▶ _STATED PROBLEM_: Go through the records underneath and write each one out again exactly.

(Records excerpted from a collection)
⁂
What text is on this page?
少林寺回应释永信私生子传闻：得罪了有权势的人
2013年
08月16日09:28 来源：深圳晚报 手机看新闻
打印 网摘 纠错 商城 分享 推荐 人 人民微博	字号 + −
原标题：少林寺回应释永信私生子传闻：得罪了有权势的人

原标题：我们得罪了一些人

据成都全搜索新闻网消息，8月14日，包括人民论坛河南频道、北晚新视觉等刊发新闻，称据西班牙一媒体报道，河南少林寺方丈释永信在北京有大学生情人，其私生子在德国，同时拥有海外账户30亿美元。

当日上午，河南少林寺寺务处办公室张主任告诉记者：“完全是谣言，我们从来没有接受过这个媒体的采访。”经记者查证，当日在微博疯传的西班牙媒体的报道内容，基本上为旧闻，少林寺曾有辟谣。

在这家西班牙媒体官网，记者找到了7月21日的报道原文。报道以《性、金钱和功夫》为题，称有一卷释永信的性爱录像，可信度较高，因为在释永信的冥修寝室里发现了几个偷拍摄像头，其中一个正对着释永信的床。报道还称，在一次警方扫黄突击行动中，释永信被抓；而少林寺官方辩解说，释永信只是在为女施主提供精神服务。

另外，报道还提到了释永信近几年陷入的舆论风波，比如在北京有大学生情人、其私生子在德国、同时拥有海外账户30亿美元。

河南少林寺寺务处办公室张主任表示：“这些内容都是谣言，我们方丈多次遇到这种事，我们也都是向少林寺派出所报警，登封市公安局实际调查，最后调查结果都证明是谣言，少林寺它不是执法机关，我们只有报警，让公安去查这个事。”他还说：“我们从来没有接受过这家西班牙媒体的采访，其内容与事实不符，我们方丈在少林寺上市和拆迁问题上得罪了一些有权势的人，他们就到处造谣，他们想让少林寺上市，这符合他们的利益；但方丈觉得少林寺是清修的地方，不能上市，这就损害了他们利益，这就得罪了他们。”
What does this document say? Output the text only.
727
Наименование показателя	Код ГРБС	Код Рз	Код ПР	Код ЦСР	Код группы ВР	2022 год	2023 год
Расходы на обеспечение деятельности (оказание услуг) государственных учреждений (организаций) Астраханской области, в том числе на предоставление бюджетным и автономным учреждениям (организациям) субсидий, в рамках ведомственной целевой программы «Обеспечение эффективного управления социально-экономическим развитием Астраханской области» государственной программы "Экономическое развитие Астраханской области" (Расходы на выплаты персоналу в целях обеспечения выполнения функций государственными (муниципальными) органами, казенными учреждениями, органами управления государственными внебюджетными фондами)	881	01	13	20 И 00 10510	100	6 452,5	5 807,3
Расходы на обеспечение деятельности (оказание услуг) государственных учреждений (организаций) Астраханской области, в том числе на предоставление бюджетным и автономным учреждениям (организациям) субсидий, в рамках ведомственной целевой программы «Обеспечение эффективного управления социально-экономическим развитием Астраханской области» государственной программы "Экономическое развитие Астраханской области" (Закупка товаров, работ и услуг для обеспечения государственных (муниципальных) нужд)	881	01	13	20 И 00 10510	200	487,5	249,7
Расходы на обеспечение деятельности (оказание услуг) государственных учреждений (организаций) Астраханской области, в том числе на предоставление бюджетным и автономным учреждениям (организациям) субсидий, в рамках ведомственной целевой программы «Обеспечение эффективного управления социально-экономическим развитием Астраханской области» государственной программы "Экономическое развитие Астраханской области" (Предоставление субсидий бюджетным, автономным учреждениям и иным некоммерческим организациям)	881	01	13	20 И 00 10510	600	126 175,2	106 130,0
⁂
▶ _ANSWER TO THIS EXERCISE_:
What text is on this page?
少林寺回应释永信私生子传闻：得罪了有权势的人
2013年
08月16日09:28 来源：深圳晚报 手机看新闻
打印 网摘 纠错 商城 分享 推荐 人 人民微博	字号 + −
原标题：少林寺回应释永信私生子传闻：得罪了有权势的人

原标题：我们得罪了一些人

据成都全搜索新闻网消息，8月14日，包括人民论坛河南频道、北晚新视觉等刊发新闻，称据西班牙一媒体报道，河南少林寺方丈释永信在北京有大学生情人，其私生子在德国，同时拥有海外账户30亿美元。

当日上午，河南少林寺寺务处办公室张主任告诉记者：“完全是谣言，我们从来没有接受过这个媒体的采访。”经记者查证，当日在微博疯传的西班牙媒体的报道内容，基本上为旧闻，少林寺曾有辟谣。

在这家西班牙媒体官网，记者找到了7月21日的报道原文。报道以《性、金钱和功夫》为题，称有一卷释永信的性爱录像，可信度较高，因为在释永信的冥修寝室里发现了几个偷拍摄像头，其中一个正对着释永信的床。报道还称，在一次警方扫黄突击行动中，释永信被抓；而少林寺官方辩解说，释永信只是在为女施主提供精神服务。

另外，报道还提到了释永信近几年陷入的舆论风波，比如在北京有大学生情人、其私生子在德国、同时拥有海外账户30亿美元。

河南少林寺寺务处办公室张主任表示：“这些内容都是谣言，我们方丈多次遇到这种事，我们也都是向少林寺派出所报警，登封市公安局实际调查，最后调查结果都证明是谣言，少林寺它不是执法机关，我们只有报警，让公安去查这个事。”他还说：“我们从来没有接受过这家西班牙媒体的采访，其内容与事实不符，我们方丈在少林寺上市和拆迁问题上得罪了一些有权势的人，他们就到处造谣，他们想让少林寺上市，这符合他们的利益；但方丈觉得少林寺是清修的地方，不能上市，这就损害了他们利益，这就得罪了他们。”
What does this document say? Output the text only.
727
Наименование показателя	Код ГРБС	Код Рз	Код ПР	Код ЦСР	Код группы ВР	2022 год	2023 год
Расходы на обеспечение деятельности (оказание услуг) государственных учреждений (организаций) Астраханской области, в том числе на предоставление бюджетным и автономным учреждениям (организациям) субсидий, в рамках ведомственной целевой программы «Обеспечение эффективного управления социально-экономическим развитием Астраханской области» государственной программы "Экономическое развитие Астраханской области" (Расходы на выплаты персоналу в целях обеспечения выполнения функций государственными (муниципальными) органами, казенными учреждениями, органами управления государственными внебюджетными фондами)	881	01	13	20 И 00 10510	100	6 452,5	5 807,3
Расходы на обеспечение деятельности (оказание услуг) государственных учреждений (организаций) Астраханской области, в том числе на предоставление бюджетным и автономным учреждениям (организациям) субсидий, в рамках ведомственной целевой программы «Обеспечение эффективного управления социально-экономическим развитием Астраханской области» государственной программы "Экономическое развитие Астраханской области" (Закупка товаров, работ и услуг для обеспечения государственных (муниципальных) нужд)	881	01	13	20 И 00 10510	200	487,5	249,7
Расходы на обеспечение деятельности (оказание услуг) государственных учреждений (организаций) Астраханской области, в том числе на предоставление бюджетным и автономным учреждениям (организациям) субсидий, в рамках ведомственной целевой программы «Обеспечение эффективного управления социально-экономическим развитием Астраханской области» государственной программы "Экономическое развитие Астраханской области" (Предоставление субсидий бюджетным, автономным учреждениям и иным некоммерческим организациям)	881	01	13	20 И 00 10510	600	126 175,2	106 130,0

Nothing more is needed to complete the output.